:: Your instructions ::
Quote all of the data below exactly, please.

* * * * * * *

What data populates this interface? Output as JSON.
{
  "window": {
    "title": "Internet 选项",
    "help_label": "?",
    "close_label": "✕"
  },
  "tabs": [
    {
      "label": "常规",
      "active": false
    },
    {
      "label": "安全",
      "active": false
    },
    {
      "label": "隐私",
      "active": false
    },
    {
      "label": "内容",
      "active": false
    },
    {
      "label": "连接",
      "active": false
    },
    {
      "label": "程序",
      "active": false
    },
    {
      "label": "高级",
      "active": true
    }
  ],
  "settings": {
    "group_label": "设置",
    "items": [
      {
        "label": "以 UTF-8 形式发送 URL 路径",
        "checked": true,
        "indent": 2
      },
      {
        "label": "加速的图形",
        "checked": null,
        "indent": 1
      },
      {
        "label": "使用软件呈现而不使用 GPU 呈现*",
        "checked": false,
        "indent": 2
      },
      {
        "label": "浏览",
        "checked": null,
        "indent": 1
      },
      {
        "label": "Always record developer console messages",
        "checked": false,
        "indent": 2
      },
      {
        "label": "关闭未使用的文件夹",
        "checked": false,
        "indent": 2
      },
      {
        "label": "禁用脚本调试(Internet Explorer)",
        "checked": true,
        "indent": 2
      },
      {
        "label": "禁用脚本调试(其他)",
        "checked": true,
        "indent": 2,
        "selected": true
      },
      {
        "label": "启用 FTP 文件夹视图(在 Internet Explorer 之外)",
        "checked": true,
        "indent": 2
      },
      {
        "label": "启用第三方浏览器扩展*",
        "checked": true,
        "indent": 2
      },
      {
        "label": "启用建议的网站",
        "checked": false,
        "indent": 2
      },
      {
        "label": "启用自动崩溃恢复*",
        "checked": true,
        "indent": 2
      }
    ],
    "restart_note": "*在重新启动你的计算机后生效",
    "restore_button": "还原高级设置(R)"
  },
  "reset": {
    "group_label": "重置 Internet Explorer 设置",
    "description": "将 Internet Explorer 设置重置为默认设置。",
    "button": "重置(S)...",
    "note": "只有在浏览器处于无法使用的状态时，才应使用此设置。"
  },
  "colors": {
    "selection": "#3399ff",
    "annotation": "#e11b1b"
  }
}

* * * * * * *

:: Answer for the task ::
What data populates this interface? Output as JSON.
{
  "window": {
    "title": "Internet 选项",
    "help_label": "?",
    "close_label": "✕"
  },
  "tabs": [
    {
      "label": "常规",
      "active": false
    },
    {
      "label": "安全",
      "active": false
    },
    {
      "label": "隐私",
      "active": false
    },
    {
      "label": "内容",
      "active": false
    },
    {
      "label": "连接",
      "active": false
    },
    {
      "label": "程序",
      "active": false
    },
    {
      "label": "高级",
      "active": true
    }
  ],
  "settings": {
    "group_label": "设置",
    "items": [
      {
        "label": "以 UTF-8 形式发送 URL 路径",
        "checked": true,
        "indent": 2
      },
      {
        "label": "加速的图形",
        "checked": null,
        "indent": 1
      },
      {
        "label": "使用软件呈现而不使用 GPU 呈现*",
        "checked": false,
        "indent": 2
      },
      {
        "label": "浏览",
        "checked": null,
        "indent": 1
      },
      {
        "label": "Always record developer console messages",
        "checked": false,
        "indent": 2
      },
      {
        "label": "关闭未使用的文件夹",
        "checked": false,
        "indent": 2
      },
      {
        "label": "禁用脚本调试(Internet Explorer)",
        "checked": true,
        "indent": 2
      },
      {
        "label": "禁用脚本调试(其他)",
        "checked": true,
        "indent": 2,
        "selected": true
      },
      {
        "label": "启用 FTP 文件夹视图(在 Internet Explorer 之外)",
        "checked": true,
        "indent": 2
      },
      {
        "label": "启用第三方浏览器扩展*",
        "checked": true,
        "indent": 2
      },
      {
        "label": "启用建议的网站",
        "checked": false,
        "indent": 2
      },
      {
        "label": "启用自动崩溃恢复*",
        "checked": true,
        "indent": 2
      }
    ],
    "restart_note": "*在重新启动你的计算机后生效",
    "restore_button": "还原高级设置(R)"
  },
  "reset": {
    "group_label": "重置 Internet Explorer 设置",
    "description": "将 Internet Explorer 设置重置为默认设置。",
    "button": "重置(S)...",
    "note": "只有在浏览器处于无法使用的状态时，才应使用此设置。"
  },
  "colors": {
    "selection": "#3399ff",
    "annotation": "#e11b1b"
  }
}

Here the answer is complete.